**Exercise instructions:** Below are some records; return each one exactly.
★ ★ ★
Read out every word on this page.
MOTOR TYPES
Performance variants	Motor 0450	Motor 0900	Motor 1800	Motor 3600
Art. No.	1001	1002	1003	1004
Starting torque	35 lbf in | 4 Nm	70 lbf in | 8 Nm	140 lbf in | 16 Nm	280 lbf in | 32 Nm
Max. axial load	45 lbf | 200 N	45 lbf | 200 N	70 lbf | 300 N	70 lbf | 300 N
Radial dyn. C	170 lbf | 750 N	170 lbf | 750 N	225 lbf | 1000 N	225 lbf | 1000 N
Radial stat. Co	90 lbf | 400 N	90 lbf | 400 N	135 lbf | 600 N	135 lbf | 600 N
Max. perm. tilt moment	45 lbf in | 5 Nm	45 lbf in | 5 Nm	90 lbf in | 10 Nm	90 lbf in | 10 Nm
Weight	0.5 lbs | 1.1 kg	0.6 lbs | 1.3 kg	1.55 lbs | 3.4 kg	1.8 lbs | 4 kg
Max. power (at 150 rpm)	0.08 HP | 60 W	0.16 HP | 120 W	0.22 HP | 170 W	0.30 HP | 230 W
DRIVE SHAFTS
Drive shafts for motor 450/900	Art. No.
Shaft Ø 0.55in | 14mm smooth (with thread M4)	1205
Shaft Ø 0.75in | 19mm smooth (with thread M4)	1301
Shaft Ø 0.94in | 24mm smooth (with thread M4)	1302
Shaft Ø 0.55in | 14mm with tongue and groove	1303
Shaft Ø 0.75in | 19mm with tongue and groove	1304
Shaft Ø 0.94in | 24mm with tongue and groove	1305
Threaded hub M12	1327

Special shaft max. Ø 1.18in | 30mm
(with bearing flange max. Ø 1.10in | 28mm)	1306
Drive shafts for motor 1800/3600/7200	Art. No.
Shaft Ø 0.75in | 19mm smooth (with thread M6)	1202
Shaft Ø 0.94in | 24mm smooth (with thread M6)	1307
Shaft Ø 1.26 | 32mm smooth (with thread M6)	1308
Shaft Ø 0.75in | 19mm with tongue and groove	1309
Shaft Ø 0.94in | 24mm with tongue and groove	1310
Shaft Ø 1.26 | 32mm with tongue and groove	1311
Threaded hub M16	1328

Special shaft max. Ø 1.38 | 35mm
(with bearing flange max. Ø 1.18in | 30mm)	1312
★ ★ ★
**Written reply:**
Read out every word on this page.
MOTOR TYPES
Performance variants	Motor 0450	Motor 0900	Motor 1800	Motor 3600
Art. No.	1001	1002	1003	1004
Starting torque	35 lbf in | 4 Nm	70 lbf in | 8 Nm	140 lbf in | 16 Nm	280 lbf in | 32 Nm
Max. axial load	45 lbf | 200 N	45 lbf | 200 N	70 lbf | 300 N	70 lbf | 300 N
Radial dyn. C	170 lbf | 750 N	170 lbf | 750 N	225 lbf | 1000 N	225 lbf | 1000 N
Radial stat. Co	90 lbf | 400 N	90 lbf | 400 N	135 lbf | 600 N	135 lbf | 600 N
Max. perm. tilt moment	45 lbf in | 5 Nm	45 lbf in | 5 Nm	90 lbf in | 10 Nm	90 lbf in | 10 Nm
Weight	0.5 lbs | 1.1 kg	0.6 lbs | 1.3 kg	1.55 lbs | 3.4 kg	1.8 lbs | 4 kg
Max. power (at 150 rpm)	0.08 HP | 60 W	0.16 HP | 120 W	0.22 HP | 170 W	0.30 HP | 230 W
DRIVE SHAFTS
Drive shafts for motor 450/900	Art. No.
Shaft Ø 0.55in | 14mm smooth (with thread M4)	1205
Shaft Ø 0.75in | 19mm smooth (with thread M4)	1301
Shaft Ø 0.94in | 24mm smooth (with thread M4)	1302
Shaft Ø 0.55in | 14mm with tongue and groove	1303
Shaft Ø 0.75in | 19mm with tongue and groove	1304
Shaft Ø 0.94in | 24mm with tongue and groove	1305
Threaded hub M12	1327

Special shaft max. Ø 1.18in | 30mm
(with bearing flange max. Ø 1.10in | 28mm)	1306
Drive shafts for motor 1800/3600/7200	Art. No.
Shaft Ø 0.75in | 19mm smooth (with thread M6)	1202
Shaft Ø 0.94in | 24mm smooth (with thread M6)	1307
Shaft Ø 1.26 | 32mm smooth (with thread M6)	1308
Shaft Ø 0.75in | 19mm with tongue and groove	1309
Shaft Ø 0.94in | 24mm with tongue and groove	1310
Shaft Ø 1.26 | 32mm with tongue and groove	1311
Threaded hub M16	1328

Special shaft max. Ø 1.38 | 35mm
(with bearing flange max. Ø 1.18in | 30mm)	1312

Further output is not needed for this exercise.